◆ Provided records
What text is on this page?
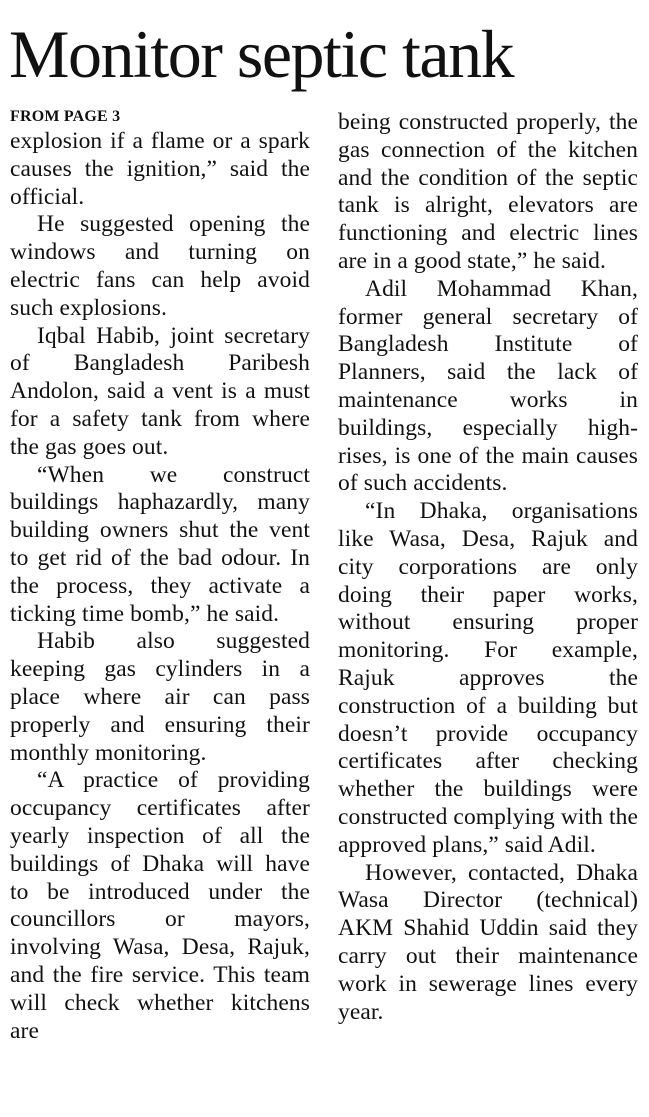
Monitor septic tank
FROM PAGE 3

explosion if a flame or a spark causes the ignition,” said the official.

He suggested opening the windows and turning on electric fans can help avoid such explosions.

Iqbal Habib, joint secretary of Bangladesh Paribesh Andolon, said a vent is a must for a safety tank from where the gas goes out.

“When we construct buildings haphazardly, many building owners shut the vent to get rid of the bad odour. In the process, they activate a ticking time bomb,” he said.

Habib also suggested keeping gas cylinders in a place where air can pass properly and ensuring their monthly monitoring.

“A practice of providing occupancy certificates after yearly inspection of all the buildings of Dhaka will have to be introduced under the councillors or mayors, involving Wasa, Desa, Rajuk, and the fire service. This team will check whether kitchens are

being constructed properly, the gas connection of the kitchen and the condition of the septic tank is alright, elevators are functioning and electric lines are in a good state,” he said.

Adil Mohammad Khan, former general secretary of Bangladesh Institute of Planners, said the lack of maintenance works in buildings, especially high-rises, is one of the main causes of such accidents.

“In Dhaka, organisations like Wasa, Desa, Rajuk and city corporations are only doing their paper works, without ensuring proper monitoring. For example, Rajuk approves the construction of a building but doesn’t provide occupancy certificates after checking whether the buildings were constructed complying with the approved plans,” said Adil.

However, contacted, Dhaka Wasa Director (technical) AKM Shahid Uddin said they carry out their maintenance work in sewerage lines every year.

◆ Exercise instructions
Retype each record exactly as it stands, but do not include the pictures.

◆ Reply to the exercise
What text is on this page?
Monitor septic tank
FROM PAGE 3

explosion if a flame or a spark causes the ignition,” said the official.

He suggested opening the windows and turning on electric fans can help avoid such explosions.

Iqbal Habib, joint secretary of Bangladesh Paribesh Andolon, said a vent is a must for a safety tank from where the gas goes out.

“When we construct buildings haphazardly, many building owners shut the vent to get rid of the bad odour. In the process, they activate a ticking time bomb,” he said.

Habib also suggested keeping gas cylinders in a place where air can pass properly and ensuring their monthly monitoring.

“A practice of providing occupancy certificates after yearly inspection of all the buildings of Dhaka will have to be introduced under the councillors or mayors, involving Wasa, Desa, Rajuk, and the fire service. This team will check whether kitchens are

being constructed properly, the gas connection of the kitchen and the condition of the septic tank is alright, elevators are functioning and electric lines are in a good state,” he said.

Adil Mohammad Khan, former general secretary of Bangladesh Institute of Planners, said the lack of maintenance works in buildings, especially high-rises, is one of the main causes of such accidents.

“In Dhaka, organisations like Wasa, Desa, Rajuk and city corporations are only doing their paper works, without ensuring proper monitoring. For example, Rajuk approves the construction of a building but doesn’t provide occupancy certificates after checking whether the buildings were constructed complying with the approved plans,” said Adil.

However, contacted, Dhaka Wasa Director (technical) AKM Shahid Uddin said they carry out their maintenance work in sewerage lines every year.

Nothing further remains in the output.